====== Material to process ======
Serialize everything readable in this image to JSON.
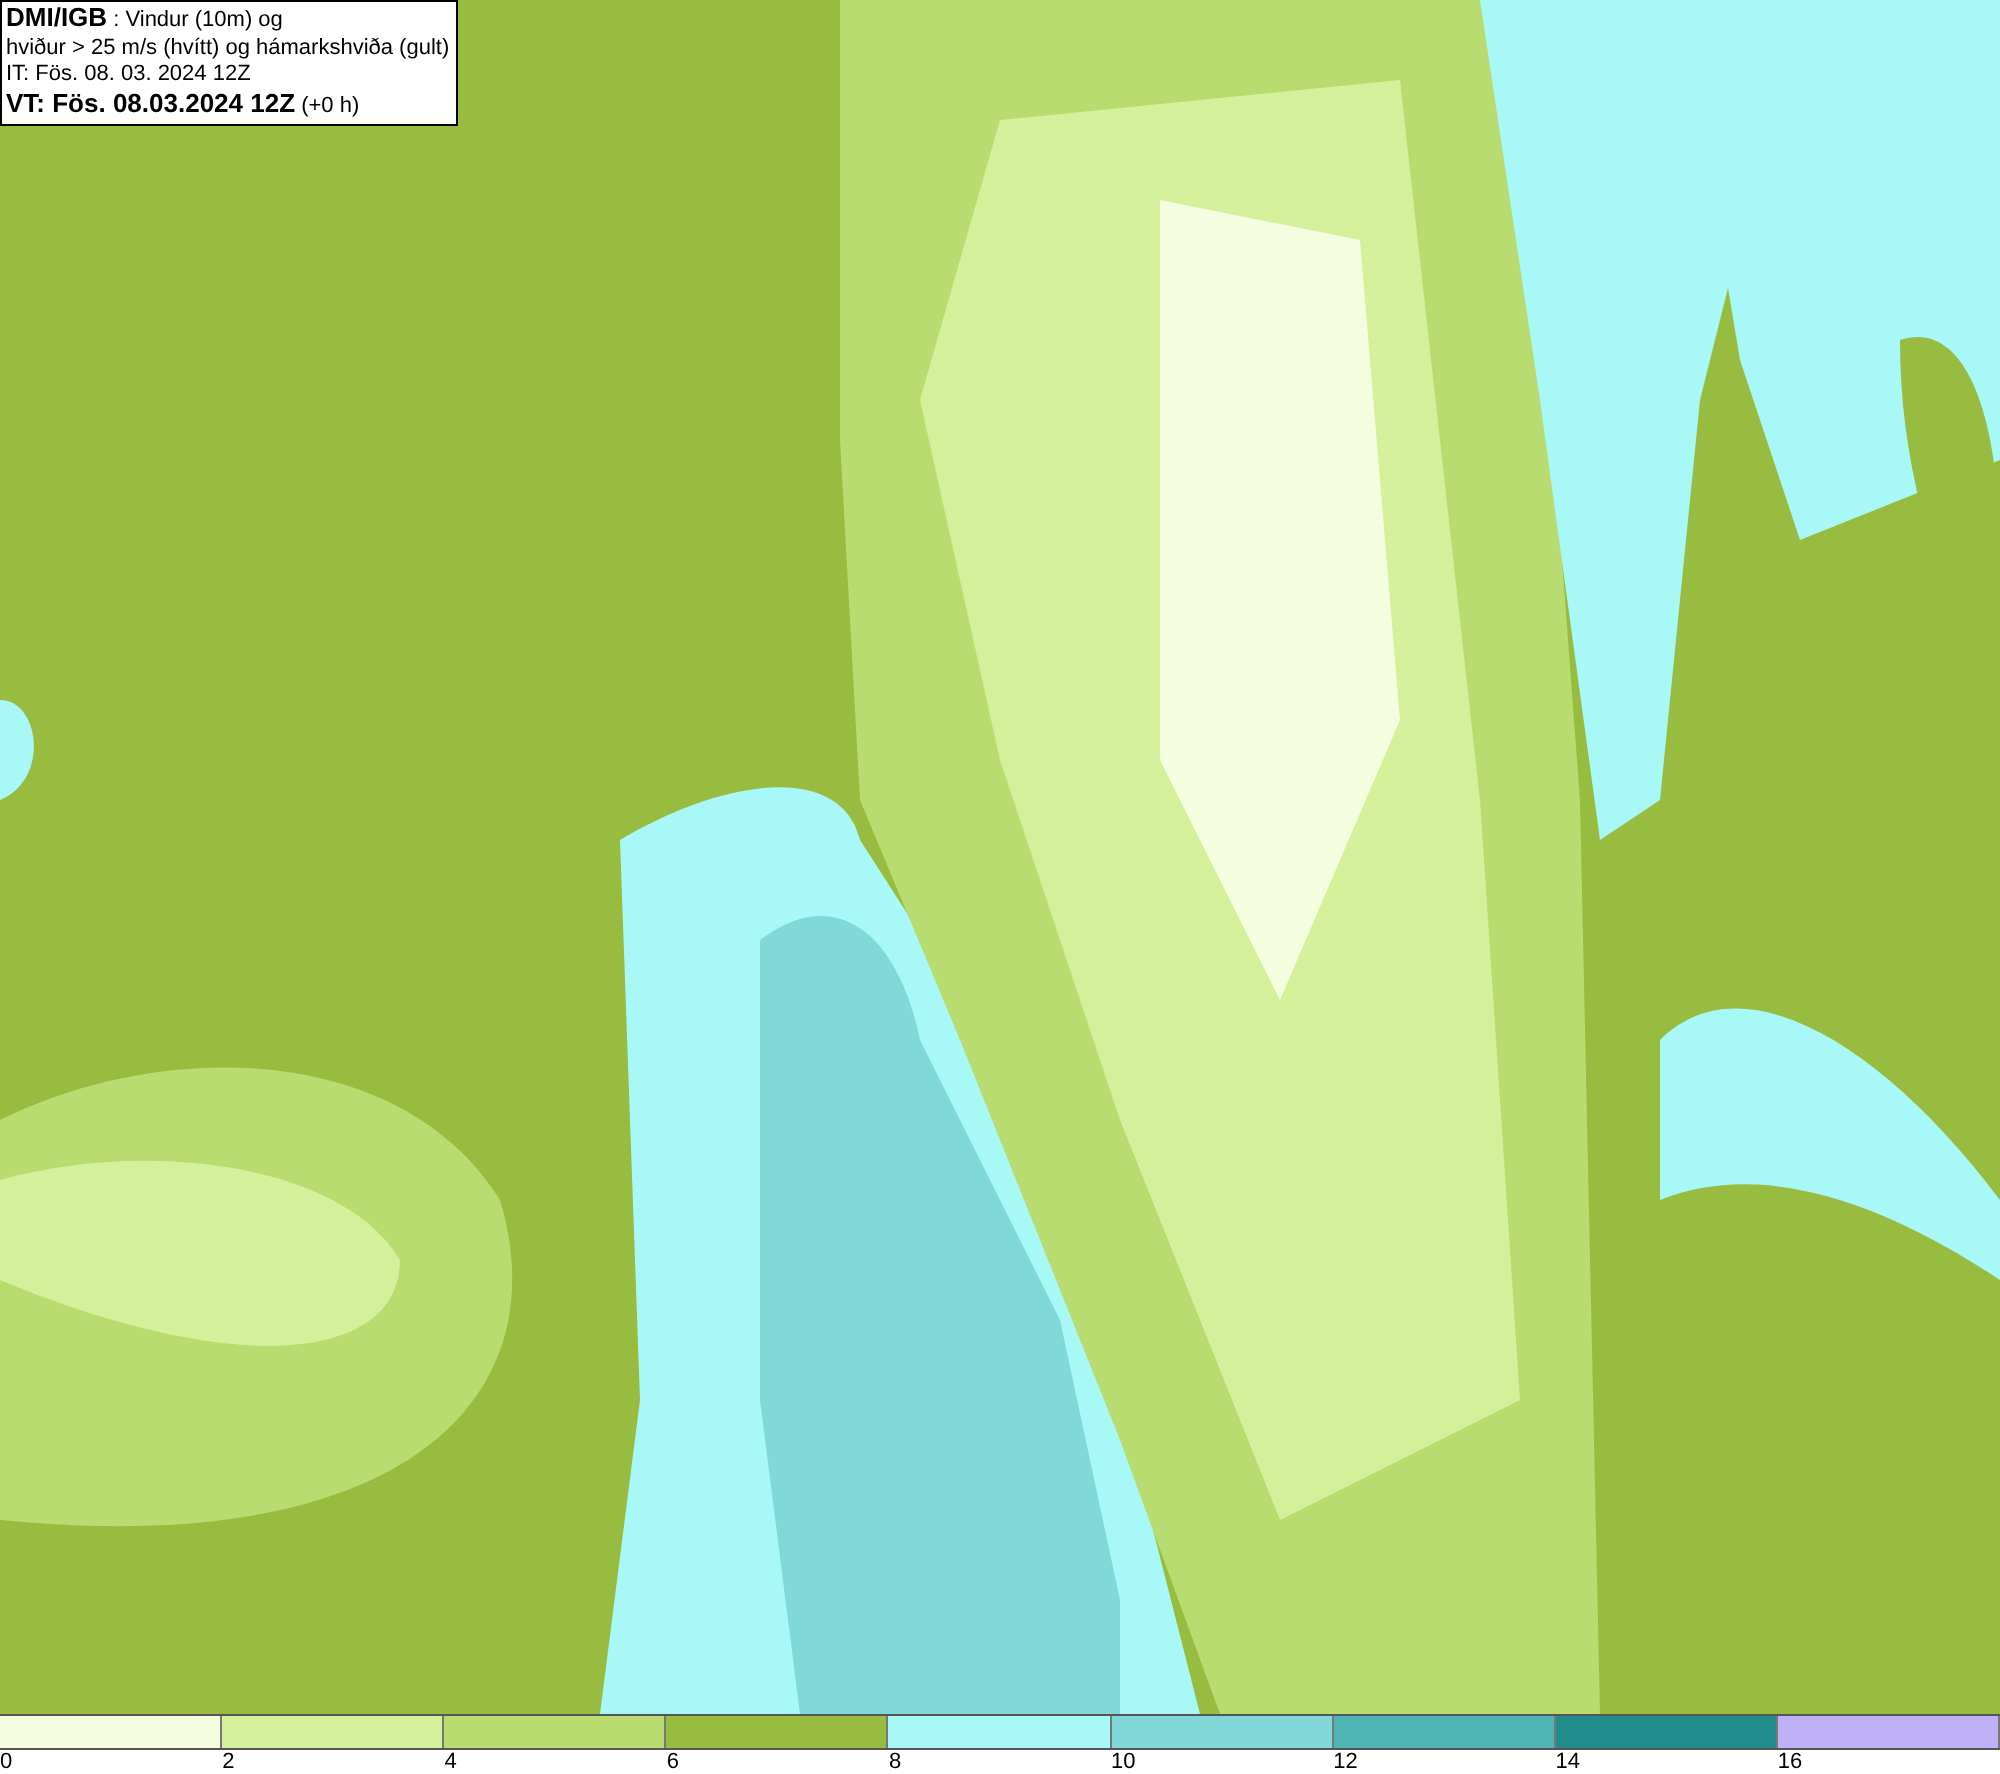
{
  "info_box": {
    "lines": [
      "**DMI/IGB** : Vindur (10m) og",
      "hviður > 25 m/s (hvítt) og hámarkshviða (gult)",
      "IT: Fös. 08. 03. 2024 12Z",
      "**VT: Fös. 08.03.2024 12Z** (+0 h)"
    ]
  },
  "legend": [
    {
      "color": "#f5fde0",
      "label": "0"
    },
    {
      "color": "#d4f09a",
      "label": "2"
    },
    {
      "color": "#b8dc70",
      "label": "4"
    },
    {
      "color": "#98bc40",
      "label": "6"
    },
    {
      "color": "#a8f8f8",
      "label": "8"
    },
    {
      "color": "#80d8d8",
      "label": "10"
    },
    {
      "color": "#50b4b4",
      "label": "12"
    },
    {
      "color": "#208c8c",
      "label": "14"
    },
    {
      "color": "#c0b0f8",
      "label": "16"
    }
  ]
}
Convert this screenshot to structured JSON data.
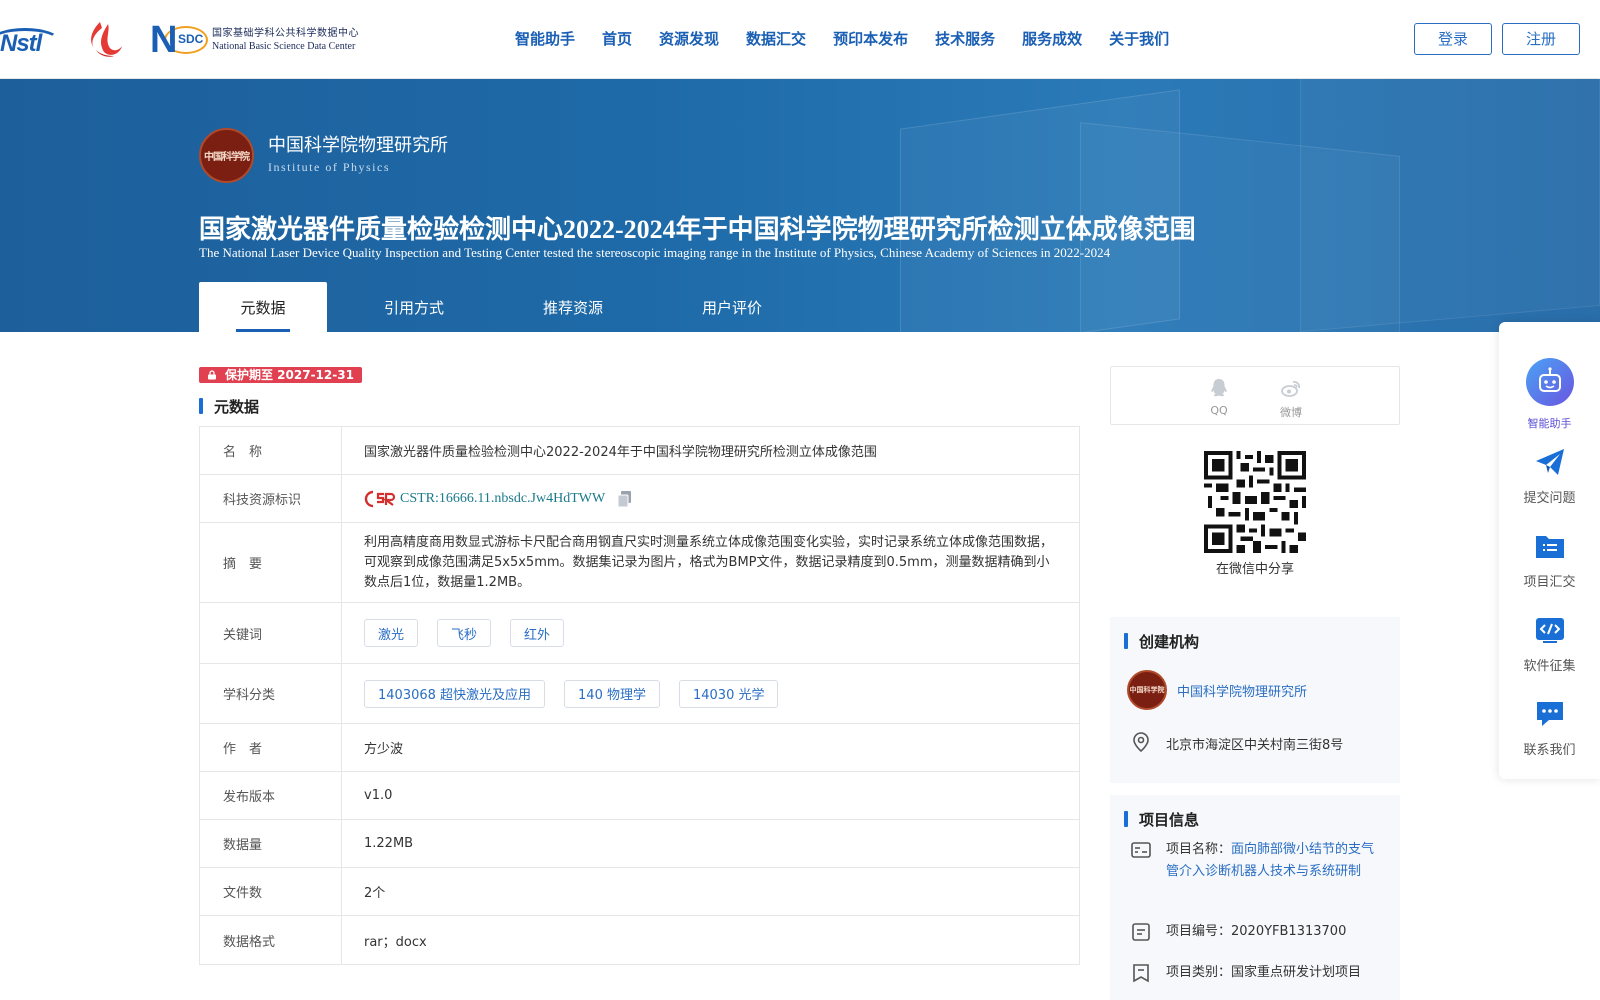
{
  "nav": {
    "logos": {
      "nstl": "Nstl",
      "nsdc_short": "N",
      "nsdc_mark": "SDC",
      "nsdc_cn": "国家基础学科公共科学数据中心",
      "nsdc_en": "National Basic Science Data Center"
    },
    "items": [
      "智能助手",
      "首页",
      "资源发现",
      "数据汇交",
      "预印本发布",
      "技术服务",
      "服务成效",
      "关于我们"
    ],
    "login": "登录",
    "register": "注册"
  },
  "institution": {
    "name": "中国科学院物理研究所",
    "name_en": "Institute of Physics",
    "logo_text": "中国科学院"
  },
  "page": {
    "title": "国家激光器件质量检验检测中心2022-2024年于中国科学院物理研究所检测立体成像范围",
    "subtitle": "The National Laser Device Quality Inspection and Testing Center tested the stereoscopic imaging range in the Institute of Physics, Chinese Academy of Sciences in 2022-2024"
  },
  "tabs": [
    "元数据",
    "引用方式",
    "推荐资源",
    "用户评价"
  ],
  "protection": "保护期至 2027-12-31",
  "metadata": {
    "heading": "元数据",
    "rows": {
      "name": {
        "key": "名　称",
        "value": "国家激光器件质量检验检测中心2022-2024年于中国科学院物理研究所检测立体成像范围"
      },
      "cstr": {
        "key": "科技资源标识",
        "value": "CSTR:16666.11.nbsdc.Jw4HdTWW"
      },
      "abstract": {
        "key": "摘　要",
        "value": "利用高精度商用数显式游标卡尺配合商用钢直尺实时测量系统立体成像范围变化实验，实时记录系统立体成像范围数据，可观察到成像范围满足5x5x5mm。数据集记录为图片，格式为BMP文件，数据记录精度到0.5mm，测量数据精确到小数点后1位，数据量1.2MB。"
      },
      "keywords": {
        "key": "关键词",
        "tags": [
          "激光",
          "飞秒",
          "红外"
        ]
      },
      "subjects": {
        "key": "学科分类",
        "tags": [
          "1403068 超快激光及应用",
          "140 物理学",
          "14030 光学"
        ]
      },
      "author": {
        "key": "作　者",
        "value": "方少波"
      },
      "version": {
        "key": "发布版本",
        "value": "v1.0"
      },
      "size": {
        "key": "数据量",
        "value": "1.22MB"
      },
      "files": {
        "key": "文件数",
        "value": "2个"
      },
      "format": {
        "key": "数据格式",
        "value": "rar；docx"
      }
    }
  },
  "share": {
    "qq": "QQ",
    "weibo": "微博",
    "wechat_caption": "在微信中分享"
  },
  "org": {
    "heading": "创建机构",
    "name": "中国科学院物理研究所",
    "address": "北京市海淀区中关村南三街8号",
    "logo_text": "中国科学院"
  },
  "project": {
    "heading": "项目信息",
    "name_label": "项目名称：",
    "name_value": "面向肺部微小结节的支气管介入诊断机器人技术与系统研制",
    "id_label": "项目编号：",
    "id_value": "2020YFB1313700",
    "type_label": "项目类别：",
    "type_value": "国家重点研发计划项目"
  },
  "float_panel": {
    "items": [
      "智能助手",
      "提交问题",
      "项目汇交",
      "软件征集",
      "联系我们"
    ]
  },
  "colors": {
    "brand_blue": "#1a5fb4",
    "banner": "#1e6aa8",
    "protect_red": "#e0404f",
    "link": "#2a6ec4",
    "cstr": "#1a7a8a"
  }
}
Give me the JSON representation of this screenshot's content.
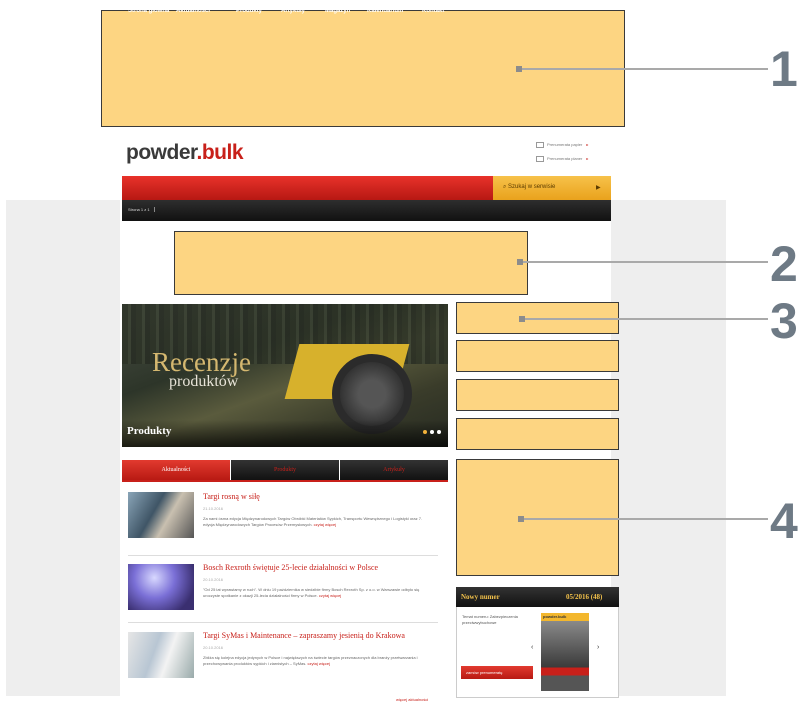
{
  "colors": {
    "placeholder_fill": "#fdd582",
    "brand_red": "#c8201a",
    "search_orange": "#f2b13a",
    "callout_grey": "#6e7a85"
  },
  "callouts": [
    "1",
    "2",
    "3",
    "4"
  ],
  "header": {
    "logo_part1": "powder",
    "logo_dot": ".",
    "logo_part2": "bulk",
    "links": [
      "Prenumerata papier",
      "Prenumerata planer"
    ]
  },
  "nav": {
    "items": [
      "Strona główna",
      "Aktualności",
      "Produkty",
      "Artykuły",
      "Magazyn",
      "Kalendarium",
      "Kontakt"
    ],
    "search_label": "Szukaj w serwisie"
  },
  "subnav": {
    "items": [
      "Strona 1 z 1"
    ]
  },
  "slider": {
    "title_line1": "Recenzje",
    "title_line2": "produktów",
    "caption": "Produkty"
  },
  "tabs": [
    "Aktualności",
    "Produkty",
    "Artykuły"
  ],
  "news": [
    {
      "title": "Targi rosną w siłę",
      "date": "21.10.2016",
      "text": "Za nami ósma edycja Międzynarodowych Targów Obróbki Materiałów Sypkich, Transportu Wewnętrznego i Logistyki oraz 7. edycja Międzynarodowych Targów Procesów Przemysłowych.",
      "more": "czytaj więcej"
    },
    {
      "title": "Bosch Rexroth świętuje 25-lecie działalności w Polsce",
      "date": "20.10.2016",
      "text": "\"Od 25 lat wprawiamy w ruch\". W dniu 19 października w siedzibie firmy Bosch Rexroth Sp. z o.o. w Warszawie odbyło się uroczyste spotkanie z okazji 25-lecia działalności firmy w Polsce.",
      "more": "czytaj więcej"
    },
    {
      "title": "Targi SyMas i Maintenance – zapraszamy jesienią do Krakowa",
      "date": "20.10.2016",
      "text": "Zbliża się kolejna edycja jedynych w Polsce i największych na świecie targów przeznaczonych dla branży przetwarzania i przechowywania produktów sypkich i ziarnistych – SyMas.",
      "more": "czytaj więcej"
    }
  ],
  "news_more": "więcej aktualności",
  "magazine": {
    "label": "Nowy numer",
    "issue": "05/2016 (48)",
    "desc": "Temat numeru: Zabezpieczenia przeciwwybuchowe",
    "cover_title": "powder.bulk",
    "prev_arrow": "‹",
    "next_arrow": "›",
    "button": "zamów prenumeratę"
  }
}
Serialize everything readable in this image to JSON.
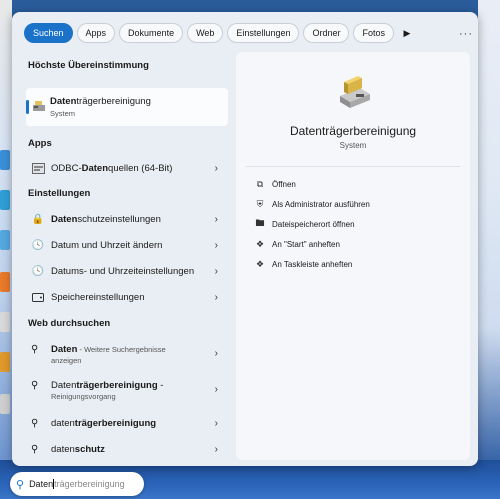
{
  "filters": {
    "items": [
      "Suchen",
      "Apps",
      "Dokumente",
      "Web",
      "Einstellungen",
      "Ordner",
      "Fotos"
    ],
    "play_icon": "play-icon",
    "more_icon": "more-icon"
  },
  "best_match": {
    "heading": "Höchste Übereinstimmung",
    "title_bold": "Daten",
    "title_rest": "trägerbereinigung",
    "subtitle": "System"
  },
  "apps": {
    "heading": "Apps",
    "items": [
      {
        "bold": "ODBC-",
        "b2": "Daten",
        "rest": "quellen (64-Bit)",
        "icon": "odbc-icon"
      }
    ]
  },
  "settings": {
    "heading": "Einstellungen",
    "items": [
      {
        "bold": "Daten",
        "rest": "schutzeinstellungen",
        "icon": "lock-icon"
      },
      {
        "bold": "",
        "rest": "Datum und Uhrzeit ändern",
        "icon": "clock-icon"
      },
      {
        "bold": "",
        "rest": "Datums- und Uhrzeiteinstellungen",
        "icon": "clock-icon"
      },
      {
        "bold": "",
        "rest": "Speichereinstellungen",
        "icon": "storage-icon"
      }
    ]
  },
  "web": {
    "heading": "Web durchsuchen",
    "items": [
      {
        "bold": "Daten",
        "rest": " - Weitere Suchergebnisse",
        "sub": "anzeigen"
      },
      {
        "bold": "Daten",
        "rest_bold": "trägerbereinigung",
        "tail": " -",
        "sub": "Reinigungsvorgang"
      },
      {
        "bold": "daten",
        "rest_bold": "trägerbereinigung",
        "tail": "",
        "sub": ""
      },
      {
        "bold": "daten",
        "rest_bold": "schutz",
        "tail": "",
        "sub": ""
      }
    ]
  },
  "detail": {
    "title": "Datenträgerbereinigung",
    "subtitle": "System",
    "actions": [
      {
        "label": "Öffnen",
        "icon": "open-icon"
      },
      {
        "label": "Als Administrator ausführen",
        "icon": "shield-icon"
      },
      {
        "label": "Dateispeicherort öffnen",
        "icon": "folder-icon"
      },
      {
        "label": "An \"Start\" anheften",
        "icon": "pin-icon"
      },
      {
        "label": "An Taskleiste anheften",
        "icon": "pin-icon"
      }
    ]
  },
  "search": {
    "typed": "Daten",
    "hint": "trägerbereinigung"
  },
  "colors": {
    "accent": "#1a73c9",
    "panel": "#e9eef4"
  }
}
======
_Task instructions_
Gather all lines with the string "anheften" from the data.

_Result_
        "label": "An \"Start\" anheften",
        "label": "An Taskleiste anheften",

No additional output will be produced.